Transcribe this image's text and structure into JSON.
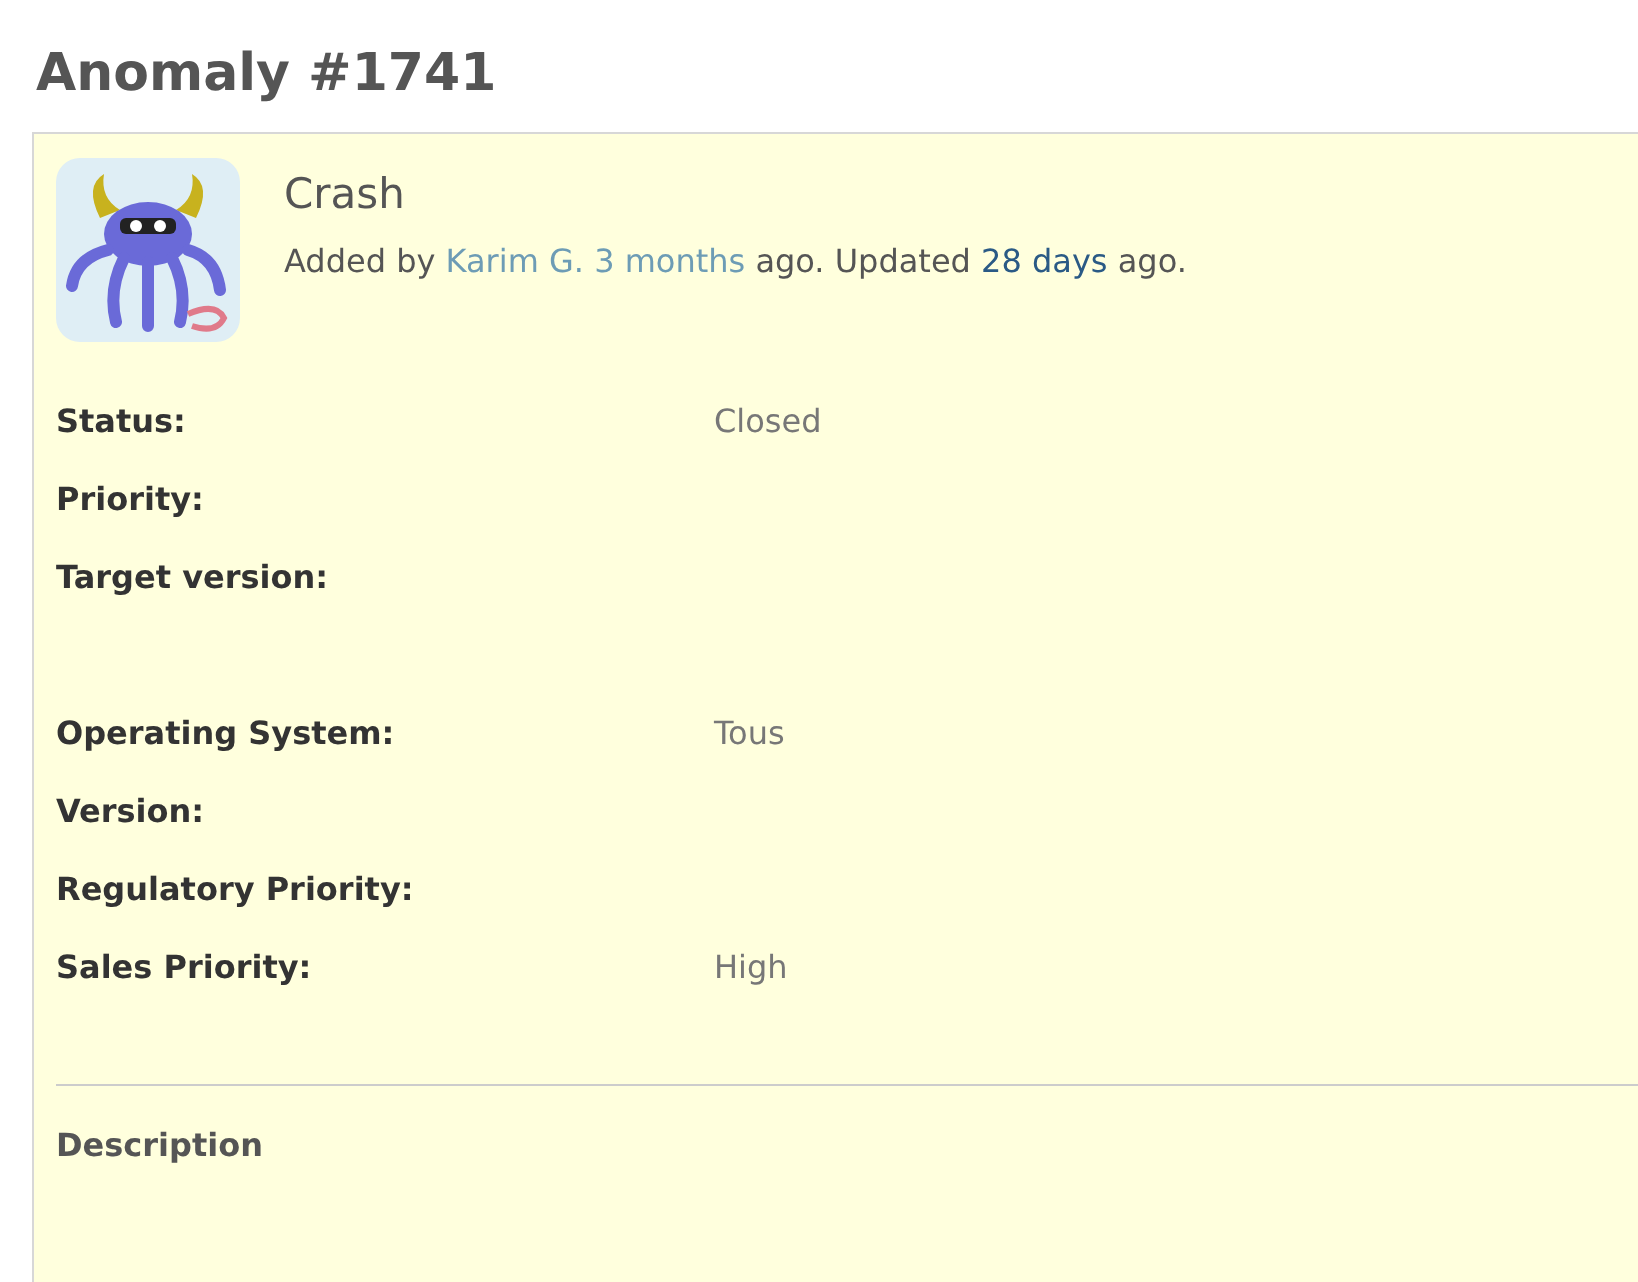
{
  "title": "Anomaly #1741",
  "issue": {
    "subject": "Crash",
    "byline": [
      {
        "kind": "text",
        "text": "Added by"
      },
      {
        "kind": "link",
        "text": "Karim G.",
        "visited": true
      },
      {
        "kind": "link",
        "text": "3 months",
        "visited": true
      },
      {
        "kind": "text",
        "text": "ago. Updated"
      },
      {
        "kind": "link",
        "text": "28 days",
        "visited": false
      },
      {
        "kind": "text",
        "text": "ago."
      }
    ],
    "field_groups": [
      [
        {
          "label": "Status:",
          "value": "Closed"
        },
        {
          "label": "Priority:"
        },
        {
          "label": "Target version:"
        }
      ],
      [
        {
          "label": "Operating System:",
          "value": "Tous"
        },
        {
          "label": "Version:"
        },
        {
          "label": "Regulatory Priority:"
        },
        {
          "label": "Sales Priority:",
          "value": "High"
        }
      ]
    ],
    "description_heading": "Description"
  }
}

━━━━━━━━━━

## [Set exercise]
Transcribe the full listing above exactly, with the images removed.

## [Answer to this problem]
Transcribe this image's text and structure into JSON.
{
  "title": "Anomaly #1741",
  "issue": {
    "subject": "Crash",
    "byline": [
      {
        "kind": "text",
        "text": "Added by"
      },
      {
        "kind": "link",
        "text": "Karim G.",
        "visited": true
      },
      {
        "kind": "link",
        "text": "3 months",
        "visited": true
      },
      {
        "kind": "text",
        "text": "ago. Updated"
      },
      {
        "kind": "link",
        "text": "28 days",
        "visited": false
      },
      {
        "kind": "text",
        "text": "ago."
      }
    ],
    "field_groups": [
      [
        {
          "label": "Status:",
          "value": "Closed"
        },
        {
          "label": "Priority:"
        },
        {
          "label": "Target version:"
        }
      ],
      [
        {
          "label": "Operating System:",
          "value": "Tous"
        },
        {
          "label": "Version:"
        },
        {
          "label": "Regulatory Priority:"
        },
        {
          "label": "Sales Priority:",
          "value": "High"
        }
      ]
    ],
    "description_heading": "Description"
  }
}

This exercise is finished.